Only the lines holding the string "index" are needed. Copy each one.
— START OF LISTED RECORDS —
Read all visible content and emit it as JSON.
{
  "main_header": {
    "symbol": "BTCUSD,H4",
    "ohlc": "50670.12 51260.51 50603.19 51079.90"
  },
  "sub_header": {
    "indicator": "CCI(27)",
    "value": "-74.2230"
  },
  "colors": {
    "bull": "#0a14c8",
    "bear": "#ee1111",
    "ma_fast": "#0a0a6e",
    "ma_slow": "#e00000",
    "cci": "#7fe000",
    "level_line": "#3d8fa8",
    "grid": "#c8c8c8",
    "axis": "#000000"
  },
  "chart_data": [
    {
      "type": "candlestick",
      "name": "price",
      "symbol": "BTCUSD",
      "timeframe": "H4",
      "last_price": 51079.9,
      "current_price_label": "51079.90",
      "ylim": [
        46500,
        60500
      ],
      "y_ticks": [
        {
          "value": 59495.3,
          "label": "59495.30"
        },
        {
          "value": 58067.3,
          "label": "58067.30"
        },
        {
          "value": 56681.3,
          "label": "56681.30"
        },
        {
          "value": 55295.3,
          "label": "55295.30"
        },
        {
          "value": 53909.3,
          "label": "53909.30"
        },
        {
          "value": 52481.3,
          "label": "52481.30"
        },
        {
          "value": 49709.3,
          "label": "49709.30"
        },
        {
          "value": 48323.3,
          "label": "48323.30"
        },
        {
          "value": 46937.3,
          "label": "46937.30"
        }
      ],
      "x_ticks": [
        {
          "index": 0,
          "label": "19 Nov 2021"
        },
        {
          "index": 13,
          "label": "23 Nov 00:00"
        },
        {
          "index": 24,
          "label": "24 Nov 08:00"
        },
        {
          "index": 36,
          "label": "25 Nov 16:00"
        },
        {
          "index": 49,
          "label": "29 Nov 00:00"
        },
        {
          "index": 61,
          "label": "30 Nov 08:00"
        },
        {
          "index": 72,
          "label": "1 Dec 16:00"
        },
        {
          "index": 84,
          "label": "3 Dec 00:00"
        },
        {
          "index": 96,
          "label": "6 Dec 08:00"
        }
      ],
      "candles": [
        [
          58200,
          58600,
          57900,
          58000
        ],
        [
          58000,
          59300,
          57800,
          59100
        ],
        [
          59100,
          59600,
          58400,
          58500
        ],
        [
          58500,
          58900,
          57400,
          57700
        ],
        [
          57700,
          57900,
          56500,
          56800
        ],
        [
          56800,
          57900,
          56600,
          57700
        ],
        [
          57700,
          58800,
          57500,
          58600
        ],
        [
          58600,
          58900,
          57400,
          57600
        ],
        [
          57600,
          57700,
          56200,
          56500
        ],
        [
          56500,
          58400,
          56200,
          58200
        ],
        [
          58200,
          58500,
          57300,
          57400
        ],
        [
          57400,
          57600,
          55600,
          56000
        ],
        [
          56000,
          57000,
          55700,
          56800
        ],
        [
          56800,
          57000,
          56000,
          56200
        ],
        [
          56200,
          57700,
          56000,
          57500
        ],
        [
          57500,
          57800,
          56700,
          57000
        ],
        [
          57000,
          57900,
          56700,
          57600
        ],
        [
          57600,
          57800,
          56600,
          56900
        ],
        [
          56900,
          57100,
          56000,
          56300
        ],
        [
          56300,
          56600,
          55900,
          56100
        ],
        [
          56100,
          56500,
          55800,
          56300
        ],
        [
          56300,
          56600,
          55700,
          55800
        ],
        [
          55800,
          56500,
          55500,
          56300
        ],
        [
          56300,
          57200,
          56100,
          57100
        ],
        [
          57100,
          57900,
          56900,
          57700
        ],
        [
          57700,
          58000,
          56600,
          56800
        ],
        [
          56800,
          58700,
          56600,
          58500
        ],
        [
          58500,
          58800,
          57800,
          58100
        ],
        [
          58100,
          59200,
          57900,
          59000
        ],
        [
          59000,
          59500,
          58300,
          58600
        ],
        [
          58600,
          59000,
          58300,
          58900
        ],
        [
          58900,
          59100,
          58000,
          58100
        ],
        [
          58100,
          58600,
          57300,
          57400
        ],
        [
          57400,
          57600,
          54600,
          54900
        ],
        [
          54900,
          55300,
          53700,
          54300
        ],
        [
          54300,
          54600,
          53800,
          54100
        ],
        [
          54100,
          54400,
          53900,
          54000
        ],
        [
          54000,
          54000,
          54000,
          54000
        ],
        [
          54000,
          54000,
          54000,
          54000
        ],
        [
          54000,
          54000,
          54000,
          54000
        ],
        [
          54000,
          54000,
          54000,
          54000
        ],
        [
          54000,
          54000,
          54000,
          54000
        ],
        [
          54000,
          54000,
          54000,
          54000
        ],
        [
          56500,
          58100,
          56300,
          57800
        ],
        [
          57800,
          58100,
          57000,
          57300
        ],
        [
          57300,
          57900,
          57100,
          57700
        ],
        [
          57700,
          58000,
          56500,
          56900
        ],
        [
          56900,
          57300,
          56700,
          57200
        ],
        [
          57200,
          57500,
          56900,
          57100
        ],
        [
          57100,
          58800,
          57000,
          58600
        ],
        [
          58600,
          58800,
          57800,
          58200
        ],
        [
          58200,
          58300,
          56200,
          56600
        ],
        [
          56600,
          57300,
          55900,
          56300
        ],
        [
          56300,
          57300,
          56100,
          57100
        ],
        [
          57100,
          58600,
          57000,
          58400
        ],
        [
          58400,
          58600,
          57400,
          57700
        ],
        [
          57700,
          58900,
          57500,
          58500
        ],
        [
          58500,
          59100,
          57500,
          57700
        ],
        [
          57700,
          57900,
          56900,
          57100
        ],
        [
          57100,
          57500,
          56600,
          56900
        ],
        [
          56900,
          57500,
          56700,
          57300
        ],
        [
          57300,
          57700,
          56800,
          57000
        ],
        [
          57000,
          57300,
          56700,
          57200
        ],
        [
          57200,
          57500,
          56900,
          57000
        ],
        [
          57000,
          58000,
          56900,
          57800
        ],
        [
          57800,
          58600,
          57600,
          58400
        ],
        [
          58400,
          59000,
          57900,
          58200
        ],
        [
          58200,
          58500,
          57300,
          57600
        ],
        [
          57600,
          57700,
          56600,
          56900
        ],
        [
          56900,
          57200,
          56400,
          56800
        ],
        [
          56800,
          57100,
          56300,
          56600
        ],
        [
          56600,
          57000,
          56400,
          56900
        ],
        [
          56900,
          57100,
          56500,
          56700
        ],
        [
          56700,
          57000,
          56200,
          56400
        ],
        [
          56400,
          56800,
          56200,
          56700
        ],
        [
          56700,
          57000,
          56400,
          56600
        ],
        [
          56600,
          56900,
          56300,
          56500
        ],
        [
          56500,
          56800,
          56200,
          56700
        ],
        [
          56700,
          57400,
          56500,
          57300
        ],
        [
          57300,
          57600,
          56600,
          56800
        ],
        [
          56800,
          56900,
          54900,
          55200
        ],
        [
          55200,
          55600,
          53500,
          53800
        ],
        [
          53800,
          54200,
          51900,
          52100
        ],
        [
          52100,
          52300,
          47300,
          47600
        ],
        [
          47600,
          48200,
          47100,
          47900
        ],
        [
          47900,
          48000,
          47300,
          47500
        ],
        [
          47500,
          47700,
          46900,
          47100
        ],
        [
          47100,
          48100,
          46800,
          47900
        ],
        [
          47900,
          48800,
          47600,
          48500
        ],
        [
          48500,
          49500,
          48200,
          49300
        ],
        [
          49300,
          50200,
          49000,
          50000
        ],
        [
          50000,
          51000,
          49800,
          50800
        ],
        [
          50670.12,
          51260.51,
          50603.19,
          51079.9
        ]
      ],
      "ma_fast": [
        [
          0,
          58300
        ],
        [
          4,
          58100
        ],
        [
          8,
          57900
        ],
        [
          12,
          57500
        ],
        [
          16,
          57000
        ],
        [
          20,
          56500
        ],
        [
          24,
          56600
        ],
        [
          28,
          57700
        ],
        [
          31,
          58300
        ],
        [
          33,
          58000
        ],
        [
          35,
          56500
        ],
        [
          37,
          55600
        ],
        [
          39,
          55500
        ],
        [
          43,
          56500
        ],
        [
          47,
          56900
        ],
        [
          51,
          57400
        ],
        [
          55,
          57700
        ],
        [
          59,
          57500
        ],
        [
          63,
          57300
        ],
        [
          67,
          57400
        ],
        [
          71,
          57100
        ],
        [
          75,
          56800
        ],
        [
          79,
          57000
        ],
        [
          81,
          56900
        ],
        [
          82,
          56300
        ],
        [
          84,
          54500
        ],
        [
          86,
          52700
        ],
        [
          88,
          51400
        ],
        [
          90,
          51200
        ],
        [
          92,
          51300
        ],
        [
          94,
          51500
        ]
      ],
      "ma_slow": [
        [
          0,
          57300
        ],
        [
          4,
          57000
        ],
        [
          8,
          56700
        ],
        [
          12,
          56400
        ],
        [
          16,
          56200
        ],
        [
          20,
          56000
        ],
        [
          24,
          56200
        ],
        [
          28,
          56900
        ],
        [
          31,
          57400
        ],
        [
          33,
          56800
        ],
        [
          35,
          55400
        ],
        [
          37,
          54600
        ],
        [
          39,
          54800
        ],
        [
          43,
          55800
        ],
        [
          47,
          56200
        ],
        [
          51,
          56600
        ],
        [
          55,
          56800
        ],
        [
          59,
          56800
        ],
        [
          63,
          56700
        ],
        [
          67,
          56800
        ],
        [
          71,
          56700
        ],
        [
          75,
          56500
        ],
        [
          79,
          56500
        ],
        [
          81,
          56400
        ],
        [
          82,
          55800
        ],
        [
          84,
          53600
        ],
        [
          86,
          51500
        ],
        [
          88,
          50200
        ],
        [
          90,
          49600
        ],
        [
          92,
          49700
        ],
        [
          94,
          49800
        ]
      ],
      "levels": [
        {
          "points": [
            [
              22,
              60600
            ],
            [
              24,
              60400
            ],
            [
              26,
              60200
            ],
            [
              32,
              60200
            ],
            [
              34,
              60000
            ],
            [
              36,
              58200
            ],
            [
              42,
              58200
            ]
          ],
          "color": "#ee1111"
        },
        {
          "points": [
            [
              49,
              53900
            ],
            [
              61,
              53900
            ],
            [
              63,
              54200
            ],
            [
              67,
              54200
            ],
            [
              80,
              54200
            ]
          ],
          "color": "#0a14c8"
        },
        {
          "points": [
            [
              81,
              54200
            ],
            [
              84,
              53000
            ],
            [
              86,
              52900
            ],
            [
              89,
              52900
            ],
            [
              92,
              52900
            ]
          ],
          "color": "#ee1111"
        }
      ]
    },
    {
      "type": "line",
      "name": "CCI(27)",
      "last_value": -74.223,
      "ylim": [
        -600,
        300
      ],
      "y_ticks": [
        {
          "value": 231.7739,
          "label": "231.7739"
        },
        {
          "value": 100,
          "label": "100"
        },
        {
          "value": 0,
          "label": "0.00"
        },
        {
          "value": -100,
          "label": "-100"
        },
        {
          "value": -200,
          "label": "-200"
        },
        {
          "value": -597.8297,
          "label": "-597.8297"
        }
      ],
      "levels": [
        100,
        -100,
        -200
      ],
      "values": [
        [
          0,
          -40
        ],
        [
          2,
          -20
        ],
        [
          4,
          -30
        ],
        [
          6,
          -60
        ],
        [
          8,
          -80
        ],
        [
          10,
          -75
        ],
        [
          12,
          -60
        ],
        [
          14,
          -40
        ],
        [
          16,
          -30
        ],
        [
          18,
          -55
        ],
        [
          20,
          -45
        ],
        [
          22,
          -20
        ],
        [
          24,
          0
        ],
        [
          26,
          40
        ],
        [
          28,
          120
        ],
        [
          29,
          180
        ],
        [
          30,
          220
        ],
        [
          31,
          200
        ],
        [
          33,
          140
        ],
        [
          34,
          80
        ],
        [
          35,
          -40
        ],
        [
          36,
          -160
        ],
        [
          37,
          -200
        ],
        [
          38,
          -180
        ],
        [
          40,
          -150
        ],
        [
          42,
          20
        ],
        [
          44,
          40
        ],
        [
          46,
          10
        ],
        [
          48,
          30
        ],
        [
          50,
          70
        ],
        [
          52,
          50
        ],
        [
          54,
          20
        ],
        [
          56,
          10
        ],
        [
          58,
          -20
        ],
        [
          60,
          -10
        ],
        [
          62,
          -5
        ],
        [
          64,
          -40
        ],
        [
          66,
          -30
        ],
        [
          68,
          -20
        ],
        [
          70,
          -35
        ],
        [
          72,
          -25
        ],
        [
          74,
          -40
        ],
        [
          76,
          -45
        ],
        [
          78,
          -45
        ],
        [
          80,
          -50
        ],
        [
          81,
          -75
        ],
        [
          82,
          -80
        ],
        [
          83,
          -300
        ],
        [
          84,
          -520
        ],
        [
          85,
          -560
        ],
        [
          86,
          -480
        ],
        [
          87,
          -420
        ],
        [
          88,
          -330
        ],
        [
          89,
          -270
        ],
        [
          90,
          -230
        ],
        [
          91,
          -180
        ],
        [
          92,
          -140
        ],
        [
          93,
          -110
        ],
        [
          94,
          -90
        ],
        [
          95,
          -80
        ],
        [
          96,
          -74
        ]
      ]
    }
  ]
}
— END OF LISTED RECORDS —
--- EXPECTED ANSWER ---
          "index": 0,
          "index": 13,
          "index": 24,
          "index": 36,
          "index": 49,
          "index": 61,
          "index": 72,
          "index": 84,
          "index": 96,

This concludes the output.